Die unzeitgemäßen Besonderheiten der Handlung wie die Tatsache, dass Väter, Ehegatten und Brüder für die Tugend der Frauen verantwortlich waren, dass der gehörnte Ehemann auch noch verspottet wurde und dass der Graf Monterone, der Vater einer vom Herzog geschändeten jungen Frau, Rigoletto wegen seines Spotts verflucht, können in dem Zusammenhang als typischer Opernstoff abgehandelt werden.

Opéra de Lyon/RIGOLETTO/ Foto ©Stofleth

Regisseur Axel Ranisch lässt „Rigoletto“ im Berlin der 1990er Jahre in der LGBT-Szene und in einer spießigen Plattenbausiedlung spielen. Die Party am Hof des Herzogs findet in einem Lokal mit Spielautomaten und Table Dance statt, in dem Transvestiten und tätowierte Männer in Lederkleidung den Ton angeben. Die Kostüme von Alfred Mayerhofer sind sehr fantasievoll gestaltet, mit Tutus und transparenten Mänteln. Gilda trägt zerrissene Jeans und könnte eine der jungen Besucherinnen sein, der Herzog von Mantua tritt im stahlblauen Dreiteiler und Wollmantel auf und ist ungeheuer attraktiv, der typische Latin Lover.

Das Bühnenbild und die Videosequenzen von Falko Herold zeigen die Trostlosigkeit runtergekommener Berliner Plattenbauten, ein spießiges Wohnzimmer und eine Schaukel.

Dirigent Daniele Rustioni mit dem Orchester der Oper Lyon lässt musikalisch keine Wünsche offen. Mit sattem Verdi-Klang lässt er die Trostlosigkeit des Ambientes vergessen. Der bestens von Benedict Kearns einstudierte Chor ist aufmerksam choreographiert von Daphné Mauger.

Aufgabe:
In welcher Stadt und in welchem Jahrzehnt lässt der Regisseur „Rigoletto“ laut dem Text über die Inszenierung spielen?

Vorliegende Einträge:
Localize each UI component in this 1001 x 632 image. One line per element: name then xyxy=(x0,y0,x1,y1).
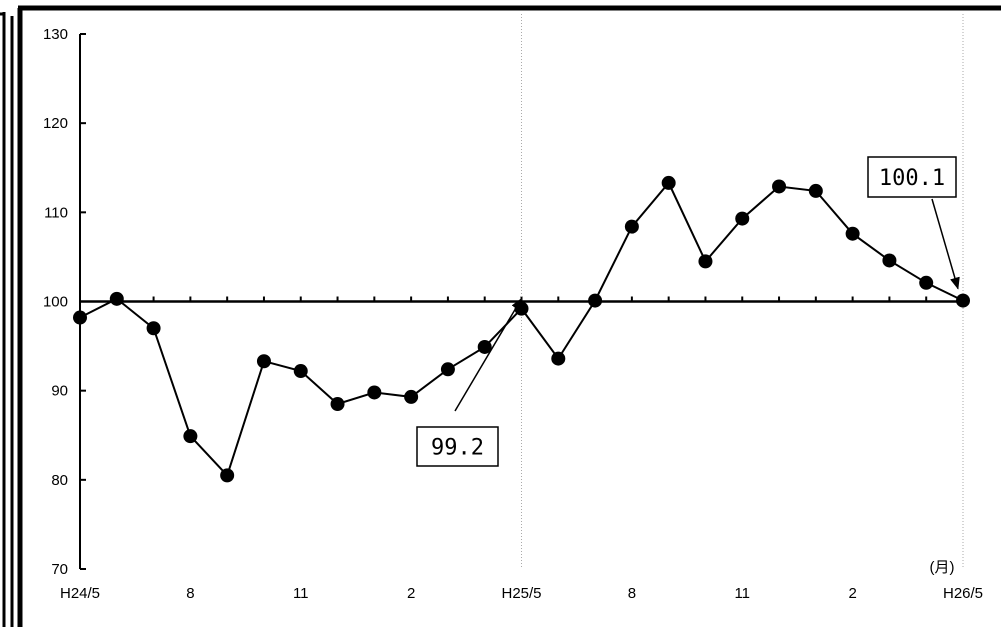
data-point xyxy=(330,397,345,412)
data-point xyxy=(146,321,161,336)
data-point xyxy=(772,179,787,194)
x-tick-label: H25/5 xyxy=(501,585,541,602)
x-tick-label: 11 xyxy=(734,585,750,602)
data-point xyxy=(845,226,860,241)
annotation-label: 99.2 xyxy=(431,436,484,461)
data-point xyxy=(551,351,566,366)
data-point xyxy=(293,364,308,379)
data-point xyxy=(698,254,713,269)
y-tick-label: 130 xyxy=(43,26,68,43)
data-point xyxy=(735,211,750,226)
data-point xyxy=(588,293,603,308)
y-tick-label: 80 xyxy=(51,472,68,489)
vertical-guides xyxy=(521,14,964,569)
annotation-box xyxy=(867,156,957,198)
x-tick-label: 8 xyxy=(628,585,636,602)
data-point xyxy=(109,291,124,306)
data-points xyxy=(73,175,970,483)
data-point xyxy=(661,175,676,190)
x-tick-label: H26/5 xyxy=(943,585,983,602)
annotations: 99.2 100.1 xyxy=(416,156,960,467)
y-tick-label: 90 xyxy=(51,383,68,400)
data-point xyxy=(367,385,382,400)
data-point xyxy=(440,362,455,377)
y-tick-label: 70 xyxy=(51,561,68,578)
data-point xyxy=(73,310,87,325)
data-point xyxy=(256,354,271,369)
data-point xyxy=(514,301,529,316)
x-tick-label: 2 xyxy=(848,585,856,602)
annotation-box xyxy=(416,426,499,467)
annotation-label: 100.1 xyxy=(879,166,945,191)
data-point xyxy=(808,183,823,198)
data-point xyxy=(919,275,934,290)
data-point xyxy=(882,253,897,268)
y-tick-label: 120 xyxy=(43,115,68,132)
y-tick-label: 100 xyxy=(43,294,68,311)
data-point xyxy=(477,339,492,354)
axes: 70 80 90 100 110 120 130 H24/5 8 11 2 H25/5 8 11 2 H26/… xyxy=(43,26,983,602)
data-point xyxy=(183,429,198,444)
data-point xyxy=(956,293,970,308)
annotation-arrow xyxy=(931,198,960,290)
x-tick-label: 2 xyxy=(407,585,415,602)
y-tick-label: 110 xyxy=(44,204,68,221)
x-tick-label: 8 xyxy=(186,585,194,602)
data-point xyxy=(624,219,639,234)
data-point xyxy=(404,389,419,404)
x-tick-label: H24/5 xyxy=(60,585,100,602)
annotation-arrow xyxy=(454,297,523,412)
x-unit-label: (月) xyxy=(930,559,955,576)
x-tick-label: 11 xyxy=(293,585,309,602)
data-point xyxy=(220,468,235,483)
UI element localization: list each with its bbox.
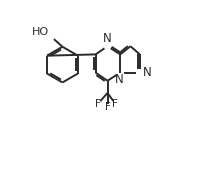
- Text: N: N: [115, 73, 124, 86]
- Text: F: F: [95, 99, 101, 108]
- Text: N: N: [143, 66, 152, 79]
- Text: N: N: [103, 32, 112, 45]
- Text: F: F: [104, 103, 111, 112]
- Text: HO: HO: [32, 27, 49, 37]
- Text: F: F: [112, 99, 118, 108]
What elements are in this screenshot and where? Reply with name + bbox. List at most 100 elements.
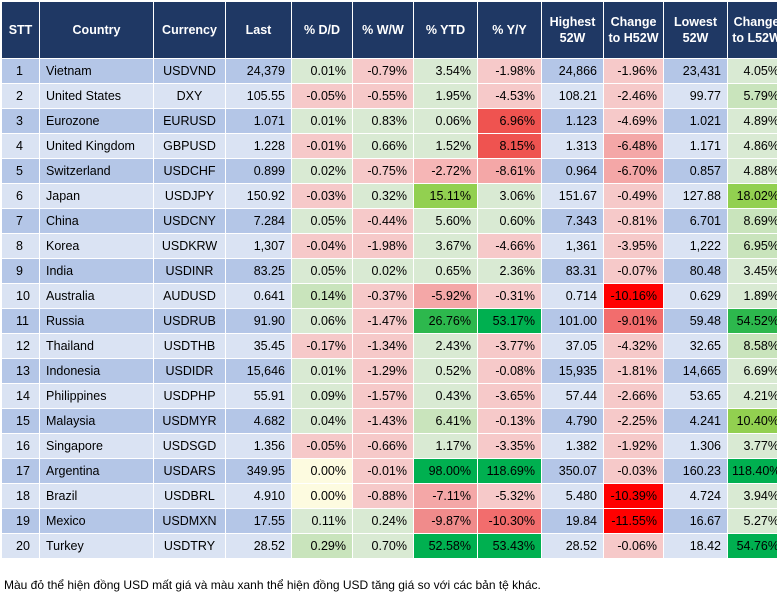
cell-ytd: 2.43% xyxy=(413,333,478,359)
cell-country: Malaysia xyxy=(39,408,154,434)
cell-stt: 9 xyxy=(1,258,40,284)
cell-ch52: -0.07% xyxy=(603,258,664,284)
cell-cl52: 54.52% xyxy=(727,308,777,334)
table-row: 1 Vietnam USDVND 24,379 0.01% -0.79% 3.54% -1.9… xyxy=(1,58,777,84)
cell-country: Thailand xyxy=(39,333,154,359)
cell-dd: 0.05% xyxy=(291,258,353,284)
cell-stt: 18 xyxy=(1,483,40,509)
cell-ytd: 1.52% xyxy=(413,133,478,159)
cell-cl52: 18.02% xyxy=(727,183,777,209)
cell-cl52: 118.40% xyxy=(727,458,777,484)
cell-stt: 4 xyxy=(1,133,40,159)
cell-currency: USDPHP xyxy=(153,383,226,409)
cell-country: Switzerland xyxy=(39,158,154,184)
cell-yy: -0.31% xyxy=(477,283,542,309)
cell-l52: 53.65 xyxy=(663,383,728,409)
cell-dd: -0.05% xyxy=(291,433,353,459)
cell-yy: 3.06% xyxy=(477,183,542,209)
cell-ch52: -0.06% xyxy=(603,533,664,559)
cell-ytd: 0.65% xyxy=(413,258,478,284)
cell-l52: 23,431 xyxy=(663,58,728,84)
cell-ytd: 15.11% xyxy=(413,183,478,209)
cell-currency: USDBRL xyxy=(153,483,226,509)
cell-country: United States xyxy=(39,83,154,109)
cell-yy: -0.13% xyxy=(477,408,542,434)
cell-country: Philippines xyxy=(39,383,154,409)
cell-ww: -1.98% xyxy=(352,233,414,259)
column-header-stt: STT xyxy=(1,1,40,59)
cell-currency: USDRUB xyxy=(153,308,226,334)
table-row: 3 Eurozone EURUSD 1.071 0.01% 0.83% 0.06% 6.96%… xyxy=(1,108,777,134)
cell-ytd: 3.67% xyxy=(413,233,478,259)
table-row: 4 United Kingdom GBPUSD 1.228 -0.01% 0.66% 1.5… xyxy=(1,133,777,159)
cell-last: 1.228 xyxy=(225,133,292,159)
cell-ytd: -7.11% xyxy=(413,483,478,509)
cell-ytd: -2.72% xyxy=(413,158,478,184)
cell-l52: 32.65 xyxy=(663,333,728,359)
cell-cl52: 6.69% xyxy=(727,358,777,384)
cell-h52: 350.07 xyxy=(541,458,604,484)
cell-currency: USDCNY xyxy=(153,208,226,234)
cell-ytd: 0.43% xyxy=(413,383,478,409)
cell-h52: 1.382 xyxy=(541,433,604,459)
cell-dd: 0.01% xyxy=(291,58,353,84)
cell-dd: 0.14% xyxy=(291,283,353,309)
cell-stt: 3 xyxy=(1,108,40,134)
cell-ww: -1.47% xyxy=(352,308,414,334)
cell-dd: 0.29% xyxy=(291,533,353,559)
cell-country: Australia xyxy=(39,283,154,309)
cell-stt: 16 xyxy=(1,433,40,459)
cell-currency: GBPUSD xyxy=(153,133,226,159)
cell-l52: 1,222 xyxy=(663,233,728,259)
cell-stt: 10 xyxy=(1,283,40,309)
cell-l52: 127.88 xyxy=(663,183,728,209)
cell-yy: -8.61% xyxy=(477,158,542,184)
cell-ytd: -9.87% xyxy=(413,508,478,534)
cell-ww: 0.83% xyxy=(352,108,414,134)
column-header-ww: % W/W xyxy=(352,1,414,59)
cell-h52: 4.790 xyxy=(541,408,604,434)
cell-ww: -0.66% xyxy=(352,433,414,459)
table-row: 5 Switzerland USDCHF 0.899 0.02% -0.75% -2.72%… xyxy=(1,158,777,184)
cell-ch52: -4.69% xyxy=(603,108,664,134)
table-row: 17 Argentina USDARS 349.95 0.00% -0.01% 98.00%… xyxy=(1,458,777,484)
cell-cl52: 5.79% xyxy=(727,83,777,109)
cell-currency: AUDUSD xyxy=(153,283,226,309)
cell-cl52: 4.89% xyxy=(727,108,777,134)
cell-dd: 0.09% xyxy=(291,383,353,409)
table-row: 6 Japan USDJPY 150.92 -0.03% 0.32% 15.11% 3.06%… xyxy=(1,183,777,209)
cell-cl52: 8.69% xyxy=(727,208,777,234)
cell-ch52: -0.49% xyxy=(603,183,664,209)
cell-country: India xyxy=(39,258,154,284)
column-header-ytd: % YTD xyxy=(413,1,478,59)
table-row: 7 China USDCNY 7.284 0.05% -0.44% 5.60% 0.60% 7.… xyxy=(1,208,777,234)
cell-stt: 15 xyxy=(1,408,40,434)
cell-currency: USDJPY xyxy=(153,183,226,209)
cell-country: Eurozone xyxy=(39,108,154,134)
cell-ww: 0.02% xyxy=(352,258,414,284)
cell-cl52: 3.45% xyxy=(727,258,777,284)
cell-ch52: -1.92% xyxy=(603,433,664,459)
cell-dd: -0.01% xyxy=(291,133,353,159)
cell-currency: DXY xyxy=(153,83,226,109)
cell-yy: -3.65% xyxy=(477,383,542,409)
cell-ch52: -2.66% xyxy=(603,383,664,409)
cell-ch52: -2.46% xyxy=(603,83,664,109)
column-header-dd: % D/D xyxy=(291,1,353,59)
cell-cl52: 10.40% xyxy=(727,408,777,434)
cell-h52: 151.67 xyxy=(541,183,604,209)
cell-ch52: -10.16% xyxy=(603,283,664,309)
cell-country: Mexico xyxy=(39,508,154,534)
cell-l52: 1.306 xyxy=(663,433,728,459)
cell-l52: 80.48 xyxy=(663,258,728,284)
cell-stt: 13 xyxy=(1,358,40,384)
cell-ch52: -9.01% xyxy=(603,308,664,334)
cell-last: 0.899 xyxy=(225,158,292,184)
cell-h52: 37.05 xyxy=(541,333,604,359)
cell-h52: 101.00 xyxy=(541,308,604,334)
cell-ch52: -6.70% xyxy=(603,158,664,184)
footer-note: Màu đỏ thể hiện đồng USD mất giá và màu … xyxy=(4,578,541,592)
cell-country: Brazil xyxy=(39,483,154,509)
column-header-currency: Currency xyxy=(153,1,226,59)
cell-last: 1.356 xyxy=(225,433,292,459)
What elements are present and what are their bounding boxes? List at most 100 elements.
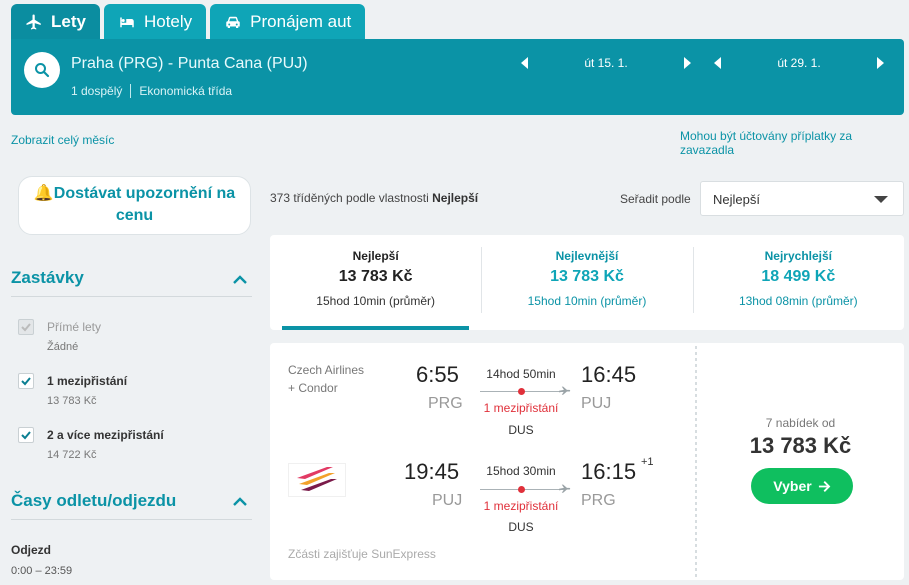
two-plus-stops-label: 2 a více mezipřistání <box>47 428 164 442</box>
two-plus-stops-checkbox[interactable] <box>18 427 34 443</box>
check-icon <box>21 431 31 440</box>
one-stop-checkbox[interactable] <box>18 373 34 389</box>
chevron-up-icon[interactable] <box>232 272 248 288</box>
depart-date[interactable]: út 15. 1. <box>584 56 628 70</box>
bed-icon <box>120 17 134 27</box>
tab-car-rental-label: Pronájem aut <box>250 11 352 31</box>
operated-by: Zčásti zajišťuje SunExpress <box>288 547 436 561</box>
check-icon <box>21 323 31 332</box>
one-stop-label: 1 mezipřistání <box>47 374 128 388</box>
tab-hotels[interactable]: Hotely <box>103 4 207 39</box>
carrier-secondary: + Condor <box>288 381 338 395</box>
divider <box>695 343 697 580</box>
tab-hotels-label: Hotely <box>143 11 193 31</box>
search-button[interactable] <box>24 52 60 88</box>
inbound-arr-time: 16:15 <box>581 459 637 484</box>
one-stop-price: 13 783 Kč <box>47 395 97 407</box>
sort-tab-price: 13 783 Kč <box>550 268 624 285</box>
sort-tab-best[interactable]: Nejlepší 13 783 Kč 15hod 10min (průměr) <box>270 235 481 330</box>
tab-car-rental[interactable]: Pronájem aut <box>210 4 366 39</box>
bell-icon: 🔔 <box>33 185 54 202</box>
outbound-arr-code: PUJ <box>581 395 612 412</box>
sort-select[interactable]: Nejlepší <box>700 181 904 216</box>
active-tab-indicator <box>282 326 470 330</box>
baggage-fees-link[interactable]: Mohou být účtovány příplatky za zavazadl… <box>680 129 853 157</box>
search-bar[interactable]: Praha (PRG) - Punta Cana (PUJ) 1 dospělý… <box>11 39 904 115</box>
inbound-arr-code: PRG <box>581 492 616 509</box>
cabin-class: Ekonomická třída <box>139 84 233 98</box>
tab-flights[interactable]: Lety <box>11 4 100 39</box>
select-flight-button[interactable]: Vyber <box>751 468 853 504</box>
caret-down-icon <box>874 196 888 203</box>
sort-tab-cheapest[interactable]: Nejlevnější 13 783 Kč 15hod 10min (průmě… <box>481 235 692 330</box>
sort-tab-duration: 15hod 10min (průměr) <box>527 294 647 308</box>
sort-tab-title: Nejlepší <box>352 249 399 263</box>
sort-label: Seřadit podle <box>620 192 691 206</box>
sort-select-value: Nejlepší <box>713 192 760 207</box>
direct-flights-label: Přímé lety <box>47 320 102 334</box>
sort-tab-title: Nejrychlejší <box>764 249 832 263</box>
chevron-up-icon[interactable] <box>232 494 248 510</box>
inbound-dep-code: PUJ <box>432 492 463 509</box>
stops-heading[interactable]: Zastávky <box>11 268 84 287</box>
sort-tab-title: Nejlevnější <box>555 249 619 263</box>
outbound-dep-time: 6:55 <box>416 362 459 387</box>
airline-logo-mark <box>297 467 337 491</box>
outbound-arr-time: 16:45 <box>581 362 637 387</box>
arrow-right-icon <box>818 480 831 492</box>
prev-depart-date-icon[interactable] <box>521 57 528 69</box>
divider <box>11 296 252 297</box>
day-offset: +1 <box>641 456 654 468</box>
prev-return-date-icon[interactable] <box>714 57 721 69</box>
airline-logo <box>288 463 346 497</box>
direct-flights-price: Žádné <box>47 341 79 353</box>
result-count-text: 373 tříděných podle vlastnosti <box>270 191 429 205</box>
direct-flights-checkbox[interactable] <box>18 319 34 335</box>
price-alert-label: Dostávat upozornění na cenu <box>53 185 236 224</box>
outbound-duration: 14hod 50min <box>486 367 556 381</box>
carrier-primary: Czech Airlines <box>288 363 365 377</box>
return-date[interactable]: út 29. 1. <box>777 56 821 70</box>
times-heading[interactable]: Časy odletu/odjezdu <box>11 491 177 510</box>
select-flight-label: Vyber <box>773 478 812 494</box>
outbound-stops: 1 mezipřistání <box>483 401 559 415</box>
check-icon <box>21 377 31 386</box>
sort-tab-fastest[interactable]: Nejrychlejší 18 499 Kč 13hod 08min (prům… <box>692 235 904 330</box>
sort-tab-price: 13 783 Kč <box>338 268 413 285</box>
inbound-via: DUS <box>508 520 534 534</box>
sort-tab-duration: 13hod 08min (průměr) <box>738 294 858 308</box>
outbound-via: DUS <box>508 423 534 437</box>
sort-tab-price: 18 499 Kč <box>761 268 836 285</box>
tab-flights-label: Lety <box>51 11 86 31</box>
stop-dot <box>518 388 525 395</box>
next-return-date-icon[interactable] <box>877 57 884 69</box>
inbound-stops: 1 mezipřistání <box>483 499 559 513</box>
flight-result-card[interactable] <box>270 343 695 580</box>
plane-icon <box>26 14 41 29</box>
route-text[interactable]: Praha (PRG) - Punta Cana (PUJ) <box>71 55 308 72</box>
inbound-duration: 15hod 30min <box>486 464 556 478</box>
car-icon <box>226 16 240 28</box>
carrier-names: Czech Airlines + Condor <box>288 361 364 397</box>
return-date-picker[interactable]: út 29. 1. <box>714 55 884 71</box>
price-panel <box>697 343 904 580</box>
search-icon <box>35 63 50 78</box>
offers-count: 7 nabídek od <box>765 416 836 430</box>
stop-dot <box>518 486 525 493</box>
passenger-count: 1 dospělý <box>71 84 123 98</box>
outbound-dep-code: PRG <box>428 395 463 412</box>
depart-date-picker[interactable]: út 15. 1. <box>521 55 691 71</box>
inbound-dep-time: 19:45 <box>404 459 460 484</box>
next-depart-date-icon[interactable] <box>684 57 691 69</box>
departure-label: Odjezd <box>11 543 52 557</box>
product-tabs: Lety Hotely Pronájem aut <box>11 4 366 39</box>
full-month-link[interactable]: Zobrazit celý měsíc <box>11 133 115 147</box>
divider <box>11 519 252 520</box>
plane-icon <box>559 386 571 395</box>
plane-icon <box>559 484 571 493</box>
passenger-summary[interactable]: 1 dospělý Ekonomická třída <box>71 84 232 98</box>
result-count: 373 tříděných podle vlastnosti Nejlepší <box>270 191 478 205</box>
sort-tab-duration: 15hod 10min (průměr) <box>316 294 436 308</box>
price-alert-button[interactable]: 🔔Dostávat upozornění na cenu <box>18 176 251 235</box>
sort-tabs: Nejlepší 13 783 Kč 15hod 10min (průměr) … <box>270 235 904 330</box>
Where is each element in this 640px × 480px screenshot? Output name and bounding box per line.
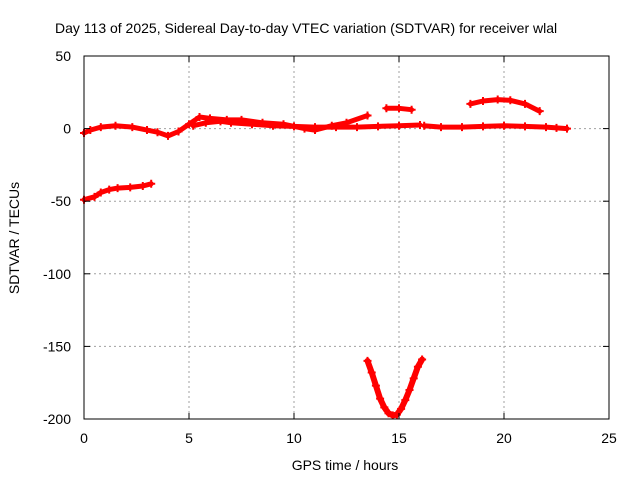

Vollständige Antwort:
In Berlin in den 1990er Jahren.